* _WHAT YOU ARE ASKED TO DO_:
Write out every entry word for word.

Data extracted from a collection
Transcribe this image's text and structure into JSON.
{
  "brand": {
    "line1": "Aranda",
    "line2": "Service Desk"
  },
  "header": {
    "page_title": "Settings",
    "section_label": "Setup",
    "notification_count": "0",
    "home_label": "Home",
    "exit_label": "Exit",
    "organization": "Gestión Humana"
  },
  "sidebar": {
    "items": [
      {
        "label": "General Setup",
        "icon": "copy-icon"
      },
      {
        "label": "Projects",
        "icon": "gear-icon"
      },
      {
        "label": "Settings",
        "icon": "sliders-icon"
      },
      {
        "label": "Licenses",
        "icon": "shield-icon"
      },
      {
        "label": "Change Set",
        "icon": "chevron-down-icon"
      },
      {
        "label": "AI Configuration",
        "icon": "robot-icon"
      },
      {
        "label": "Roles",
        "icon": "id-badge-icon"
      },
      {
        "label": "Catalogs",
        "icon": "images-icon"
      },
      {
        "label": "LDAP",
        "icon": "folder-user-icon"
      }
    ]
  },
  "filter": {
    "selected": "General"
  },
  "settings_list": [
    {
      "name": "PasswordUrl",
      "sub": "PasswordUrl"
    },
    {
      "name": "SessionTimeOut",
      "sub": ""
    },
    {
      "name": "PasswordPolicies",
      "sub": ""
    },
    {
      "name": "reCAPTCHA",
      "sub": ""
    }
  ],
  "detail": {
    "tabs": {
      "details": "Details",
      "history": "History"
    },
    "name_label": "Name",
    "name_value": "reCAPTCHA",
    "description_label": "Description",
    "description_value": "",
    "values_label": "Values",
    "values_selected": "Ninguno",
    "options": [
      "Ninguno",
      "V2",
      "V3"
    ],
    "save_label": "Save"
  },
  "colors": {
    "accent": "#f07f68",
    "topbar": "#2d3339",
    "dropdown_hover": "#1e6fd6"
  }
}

* _ANSWER TO THIS PROBLEM_:
Transcribe this image's text and structure into JSON.
{
  "brand": {
    "line1": "Aranda",
    "line2": "Service Desk"
  },
  "header": {
    "page_title": "Settings",
    "section_label": "Setup",
    "notification_count": "0",
    "home_label": "Home",
    "exit_label": "Exit",
    "organization": "Gestión Humana"
  },
  "sidebar": {
    "items": [
      {
        "label": "General Setup",
        "icon": "copy-icon"
      },
      {
        "label": "Projects",
        "icon": "gear-icon"
      },
      {
        "label": "Settings",
        "icon": "sliders-icon"
      },
      {
        "label": "Licenses",
        "icon": "shield-icon"
      },
      {
        "label": "Change Set",
        "icon": "chevron-down-icon"
      },
      {
        "label": "AI Configuration",
        "icon": "robot-icon"
      },
      {
        "label": "Roles",
        "icon": "id-badge-icon"
      },
      {
        "label": "Catalogs",
        "icon": "images-icon"
      },
      {
        "label": "LDAP",
        "icon": "folder-user-icon"
      }
    ]
  },
  "filter": {
    "selected": "General"
  },
  "settings_list": [
    {
      "name": "PasswordUrl",
      "sub": "PasswordUrl"
    },
    {
      "name": "SessionTimeOut",
      "sub": ""
    },
    {
      "name": "PasswordPolicies",
      "sub": ""
    },
    {
      "name": "reCAPTCHA",
      "sub": ""
    }
  ],
  "detail": {
    "tabs": {
      "details": "Details",
      "history": "History"
    },
    "name_label": "Name",
    "name_value": "reCAPTCHA",
    "description_label": "Description",
    "description_value": "",
    "values_label": "Values",
    "values_selected": "Ninguno",
    "options": [
      "Ninguno",
      "V2",
      "V3"
    ],
    "save_label": "Save"
  },
  "colors": {
    "accent": "#f07f68",
    "topbar": "#2d3339",
    "dropdown_hover": "#1e6fd6"
  }
}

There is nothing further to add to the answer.